**EXERCISE DESCRIPTION**. All the entries need to be quoted exactly, apart from the pictures, which you should drop.
------------------------------------------------------------------------
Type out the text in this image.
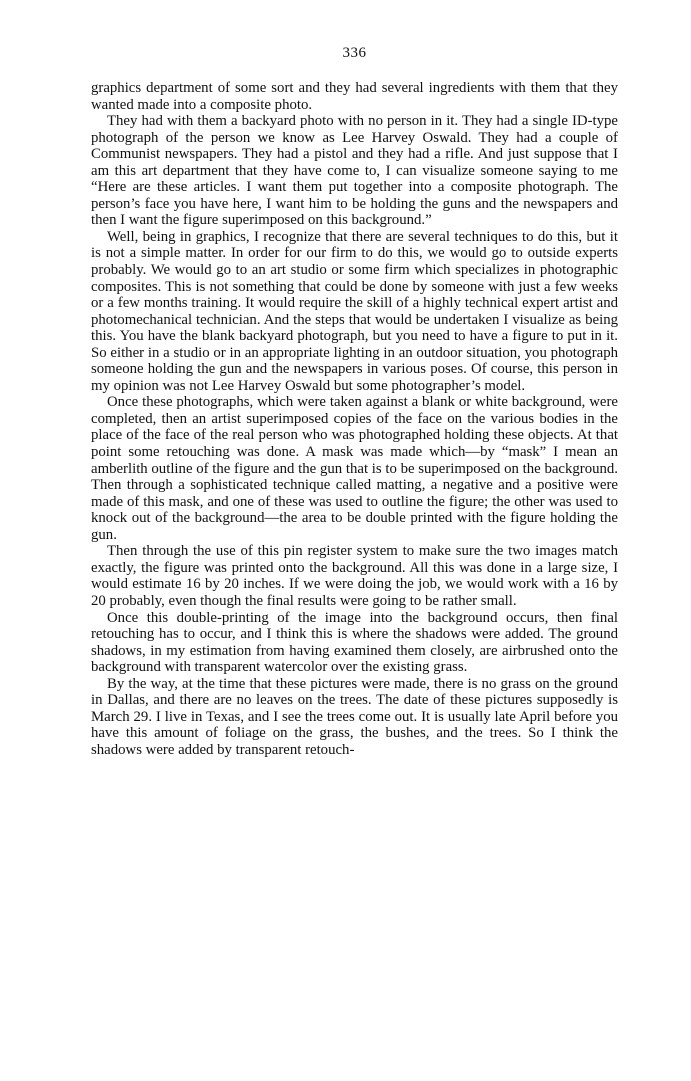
336

graphics department of some sort and they had several ingredients with them that they wanted made into a composite photo.

They had with them a backyard photo with no person in it. They had a single ID-type photograph of the person we know as Lee Harvey Oswald. They had a couple of Communist newspapers. They had a pistol and they had a rifle. And just suppose that I am this art department that they have come to, I can visualize someone saying to me “Here are these articles. I want them put together into a composite photograph. The person’s face you have here, I want him to be holding the guns and the newspapers and then I want the figure superimposed on this background.”

Well, being in graphics, I recognize that there are several techniques to do this, but it is not a simple matter. In order for our firm to do this, we would go to outside experts probably. We would go to an art studio or some firm which specializes in photographic composites. This is not something that could be done by someone with just a few weeks or a few months training. It would require the skill of a highly technical expert artist and photomechanical technician. And the steps that would be undertaken I visualize as being this. You have the blank backyard photograph, but you need to have a figure to put in it. So either in a studio or in an appropriate lighting in an outdoor situation, you photograph someone holding the gun and the newspapers in various poses. Of course, this person in my opinion was not Lee Harvey Oswald but some photographer’s model.

Once these photographs, which were taken against a blank or white background, were completed, then an artist superimposed copies of the face on the various bodies in the place of the face of the real person who was photographed holding these objects. At that point some retouching was done. A mask was made which—by “mask” I mean an amberlith outline of the figure and the gun that is to be superimposed on the background. Then through a sophisticated technique called matting, a negative and a positive were made of this mask, and one of these was used to outline the figure; the other was used to knock out of the background—the area to be double printed with the figure holding the gun.

Then through the use of this pin register system to make sure the two images match exactly, the figure was printed onto the background. All this was done in a large size, I would estimate 16 by 20 inches. If we were doing the job, we would work with a 16 by 20 probably, even though the final results were going to be rather small.

Once this double-printing of the image into the background occurs, then final retouching has to occur, and I think this is where the shadows were added. The ground shadows, in my estimation from having examined them closely, are airbrushed onto the background with transparent watercolor over the existing grass.

By the way, at the time that these pictures were made, there is no grass on the ground in Dallas, and there are no leaves on the trees. The date of these pictures supposedly is March 29. I live in Texas, and I see the trees come out. It is usually late April before you have this amount of foliage on the grass, the bushes, and the trees. So I think the shadows were added by transparent retouch-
------------------------------------------------------------------------
**OUTPUT OF THE TASK**.
Type out the text in this image.
336

graphics department of some sort and they had several ingredients with them that they wanted made into a composite photo.

They had with them a backyard photo with no person in it. They had a single ID-type photograph of the person we know as Lee Harvey Oswald. They had a couple of Communist newspapers. They had a pistol and they had a rifle. And just suppose that I am this art department that they have come to, I can visualize someone saying to me “Here are these articles. I want them put together into a composite photograph. The person’s face you have here, I want him to be holding the guns and the newspapers and then I want the figure superimposed on this background.”

Well, being in graphics, I recognize that there are several techniques to do this, but it is not a simple matter. In order for our firm to do this, we would go to outside experts probably. We would go to an art studio or some firm which specializes in photographic composites. This is not something that could be done by someone with just a few weeks or a few months training. It would require the skill of a highly technical expert artist and photomechanical technician. And the steps that would be undertaken I visualize as being this. You have the blank backyard photograph, but you need to have a figure to put in it. So either in a studio or in an appropriate lighting in an outdoor situation, you photograph someone holding the gun and the newspapers in various poses. Of course, this person in my opinion was not Lee Harvey Oswald but some photographer’s model.

Once these photographs, which were taken against a blank or white background, were completed, then an artist superimposed copies of the face on the various bodies in the place of the face of the real person who was photographed holding these objects. At that point some retouching was done. A mask was made which—by “mask” I mean an amberlith outline of the figure and the gun that is to be superimposed on the background. Then through a sophisticated technique called matting, a negative and a positive were made of this mask, and one of these was used to outline the figure; the other was used to knock out of the background—the area to be double printed with the figure holding the gun.

Then through the use of this pin register system to make sure the two images match exactly, the figure was printed onto the background. All this was done in a large size, I would estimate 16 by 20 inches. If we were doing the job, we would work with a 16 by 20 probably, even though the final results were going to be rather small.

Once this double-printing of the image into the background occurs, then final retouching has to occur, and I think this is where the shadows were added. The ground shadows, in my estimation from having examined them closely, are airbrushed onto the background with transparent watercolor over the existing grass.

By the way, at the time that these pictures were made, there is no grass on the ground in Dallas, and there are no leaves on the trees. The date of these pictures supposedly is March 29. I live in Texas, and I see the trees come out. It is usually late April before you have this amount of foliage on the grass, the bushes, and the trees. So I think the shadows were added by transparent retouch-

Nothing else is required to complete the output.